Rigidity: One person in the group seems unresponsive to group process. Even after group brainstorms, discussions, straw polls, go rounds, and modified proposals, it seems as if this person hasn’t been listening. They are unwilling to take other voices into account, and will not budge from their unadulterated position. This makes it difficult to pass proposals or to make meaningful decisions as a group.
Stumping: After much discussion and brainstorming, a go round, a straw poll, and a “tally vote” show strong group support for two particular plans of action. Instead of respecting this process, one person goes back to the beginning of the discussion and begins to “pitch” whichever idea they personally are most attached to. This type of stumping is a vestigial carryover from electoral decision making styles, where the goal is to “advertise” certain ideas in order to get the majority of votes. Stumping can derail a group process that should be focused on the merits and concerns of various proposed plans, and on the nuances and ideas that each person in the group can bring to these proposals. Meeting time should not be used to “get people onto your side”, but to co create meaningful plans of action.

•••••

▸ GOAL A:
Please give the rows from the start of the rows through the line holding "The laser 200 is at (505, 160).", inclusive, as a JSON list of strings, one string per line, with blank lines left out. Leave the pictures out of the answer.

Rows excerpted from a collection
•••••

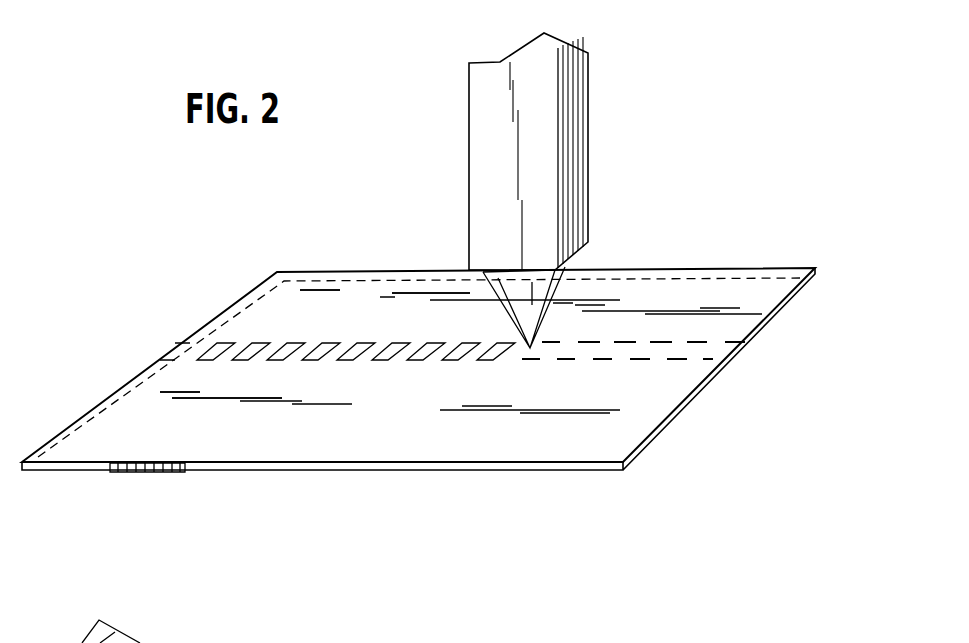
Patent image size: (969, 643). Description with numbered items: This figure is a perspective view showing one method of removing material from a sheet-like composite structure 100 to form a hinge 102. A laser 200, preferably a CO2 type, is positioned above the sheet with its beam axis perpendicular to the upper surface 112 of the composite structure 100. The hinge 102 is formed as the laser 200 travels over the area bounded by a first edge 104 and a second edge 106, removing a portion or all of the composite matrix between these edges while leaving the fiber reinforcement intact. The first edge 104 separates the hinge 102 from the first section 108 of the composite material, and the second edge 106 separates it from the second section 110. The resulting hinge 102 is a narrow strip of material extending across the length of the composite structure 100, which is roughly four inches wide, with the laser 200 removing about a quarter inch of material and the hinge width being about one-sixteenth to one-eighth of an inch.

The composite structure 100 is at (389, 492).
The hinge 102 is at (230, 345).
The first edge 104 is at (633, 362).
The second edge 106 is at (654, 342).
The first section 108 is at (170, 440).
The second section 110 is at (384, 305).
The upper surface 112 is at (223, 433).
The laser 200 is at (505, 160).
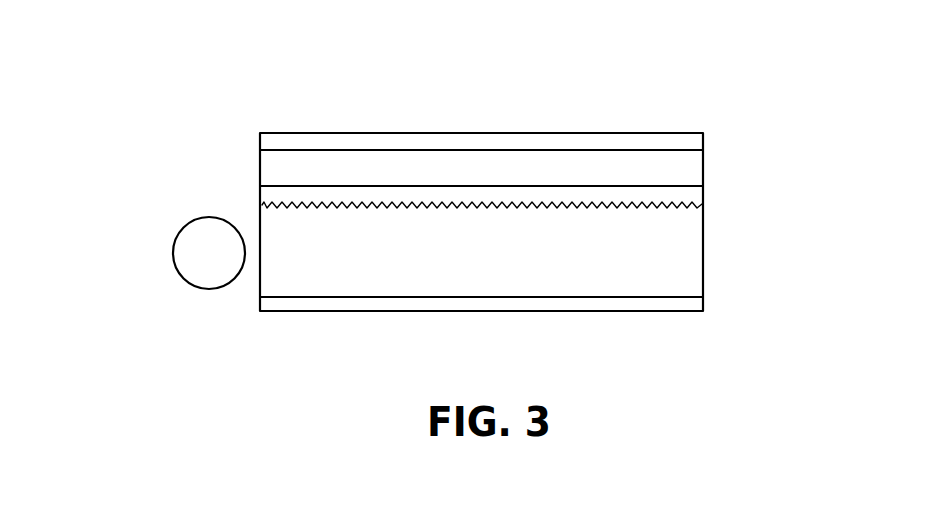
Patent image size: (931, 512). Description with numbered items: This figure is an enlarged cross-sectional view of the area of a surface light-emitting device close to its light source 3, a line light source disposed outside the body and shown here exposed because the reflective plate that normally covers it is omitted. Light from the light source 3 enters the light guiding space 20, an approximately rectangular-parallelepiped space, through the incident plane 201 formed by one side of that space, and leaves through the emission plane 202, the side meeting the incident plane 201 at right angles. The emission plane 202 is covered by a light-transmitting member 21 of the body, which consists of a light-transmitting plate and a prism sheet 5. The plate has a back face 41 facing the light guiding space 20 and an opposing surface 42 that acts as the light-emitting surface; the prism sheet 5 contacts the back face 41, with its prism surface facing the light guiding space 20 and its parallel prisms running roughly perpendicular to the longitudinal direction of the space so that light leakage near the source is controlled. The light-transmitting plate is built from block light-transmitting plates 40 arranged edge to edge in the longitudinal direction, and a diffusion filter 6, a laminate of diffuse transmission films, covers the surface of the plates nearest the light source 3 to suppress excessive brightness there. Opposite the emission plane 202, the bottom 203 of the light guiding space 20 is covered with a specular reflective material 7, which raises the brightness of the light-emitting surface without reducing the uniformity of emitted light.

•••••

▸ GOAL B:
According to the passage on group process problems, what decision-making styles is stumping a carryover from?

▸ RESPONSE A:
[
  "Patent image size: (969, 643). Description with numbered items: This figure is a perspective view showing one method of removing material from a sheet-like composite structure 100 to form a hinge 102. A laser 200, preferably a CO2 type, is positioned above the sheet with its beam axis perpendicular to the upper surface 112 of the composite structure 100. The hinge 102 is formed as the laser 200 travels over the area bounded by a first edge 104 and a second edge 106, removing a portion or all of the composite matrix between these edges while leaving the fiber reinforcement intact. The first edge 104 separates the hinge 102 from the first section 108 of the composite material, and the second edge 106 separates it from the second section 110. The resulting hinge 102 is a narrow strip of material extending across the length of the composite structure 100, which is roughly four inches wide, with the laser 200 removing about a quarter inch of material and the hinge width being about one-sixteenth to one-eighth of an inch.",
  "The composite structure 100 is at (389, 492).",
  "The hinge 102 is at (230, 345).",
  "The first edge 104 is at (633, 362).",
  "The second edge 106 is at (654, 342).",
  "The first section 108 is at (170, 440).",
  "The second section 110 is at (384, 305).",
  "The upper surface 112 is at (223, 433).",
  "The laser 200 is at (505, 160)."
]

▸ RESPONSE B:
Electoral decision-making styles